Goal:
Your task is to extract the lines from the one holding "Output a JSON" through the end of the material. Set them down exactly and add nothing.
────
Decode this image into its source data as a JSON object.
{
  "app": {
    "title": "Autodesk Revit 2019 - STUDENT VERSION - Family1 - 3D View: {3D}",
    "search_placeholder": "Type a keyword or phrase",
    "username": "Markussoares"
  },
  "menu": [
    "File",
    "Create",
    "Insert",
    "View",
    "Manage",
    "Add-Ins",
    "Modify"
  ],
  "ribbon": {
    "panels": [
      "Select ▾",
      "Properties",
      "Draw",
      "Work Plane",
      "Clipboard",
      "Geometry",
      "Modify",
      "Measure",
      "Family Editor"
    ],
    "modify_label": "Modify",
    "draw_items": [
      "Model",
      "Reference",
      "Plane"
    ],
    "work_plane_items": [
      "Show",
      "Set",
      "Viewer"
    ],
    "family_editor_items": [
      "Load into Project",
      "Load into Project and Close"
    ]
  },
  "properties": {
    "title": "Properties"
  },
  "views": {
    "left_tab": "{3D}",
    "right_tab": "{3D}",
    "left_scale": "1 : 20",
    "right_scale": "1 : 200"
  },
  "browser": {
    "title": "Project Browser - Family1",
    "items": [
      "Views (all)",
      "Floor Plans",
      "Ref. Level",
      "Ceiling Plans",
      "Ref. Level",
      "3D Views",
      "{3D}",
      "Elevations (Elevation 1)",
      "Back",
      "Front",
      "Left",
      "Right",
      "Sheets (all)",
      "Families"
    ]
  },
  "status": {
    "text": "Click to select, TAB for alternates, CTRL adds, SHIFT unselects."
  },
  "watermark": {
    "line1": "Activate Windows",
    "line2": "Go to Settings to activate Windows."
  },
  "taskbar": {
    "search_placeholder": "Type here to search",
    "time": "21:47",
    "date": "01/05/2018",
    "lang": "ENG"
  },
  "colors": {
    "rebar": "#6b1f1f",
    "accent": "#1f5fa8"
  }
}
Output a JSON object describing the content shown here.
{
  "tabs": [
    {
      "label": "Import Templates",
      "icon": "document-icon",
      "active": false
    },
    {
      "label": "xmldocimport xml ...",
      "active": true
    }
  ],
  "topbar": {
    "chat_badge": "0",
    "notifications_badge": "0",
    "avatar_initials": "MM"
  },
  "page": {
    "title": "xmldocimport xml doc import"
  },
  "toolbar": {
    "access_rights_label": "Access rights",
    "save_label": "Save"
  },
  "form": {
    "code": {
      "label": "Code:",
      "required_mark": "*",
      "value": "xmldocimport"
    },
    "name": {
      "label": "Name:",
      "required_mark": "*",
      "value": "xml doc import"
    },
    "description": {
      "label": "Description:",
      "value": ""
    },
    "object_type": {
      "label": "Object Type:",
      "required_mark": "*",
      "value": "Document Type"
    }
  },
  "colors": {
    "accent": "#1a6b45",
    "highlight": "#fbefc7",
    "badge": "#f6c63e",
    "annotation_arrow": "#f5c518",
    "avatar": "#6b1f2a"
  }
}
────
Output for this exercise:
Output a JSON object describing the content shown here.
{
  "tabs": [
    {
      "label": "Import Templates",
      "icon": "document-icon",
      "active": false
    },
    {
      "label": "xmldocimport xml ...",
      "active": true
    }
  ],
  "topbar": {
    "chat_badge": "0",
    "notifications_badge": "0",
    "avatar_initials": "MM"
  },
  "page": {
    "title": "xmldocimport xml doc import"
  },
  "toolbar": {
    "access_rights_label": "Access rights",
    "save_label": "Save"
  },
  "form": {
    "code": {
      "label": "Code:",
      "required_mark": "*",
      "value": "xmldocimport"
    },
    "name": {
      "label": "Name:",
      "required_mark": "*",
      "value": "xml doc import"
    },
    "description": {
      "label": "Description:",
      "value": ""
    },
    "object_type": {
      "label": "Object Type:",
      "required_mark": "*",
      "value": "Document Type"
    }
  },
  "colors": {
    "accent": "#1a6b45",
    "highlight": "#fbefc7",
    "badge": "#f6c63e",
    "annotation_arrow": "#f5c518",
    "avatar": "#6b1f2a"
  }
}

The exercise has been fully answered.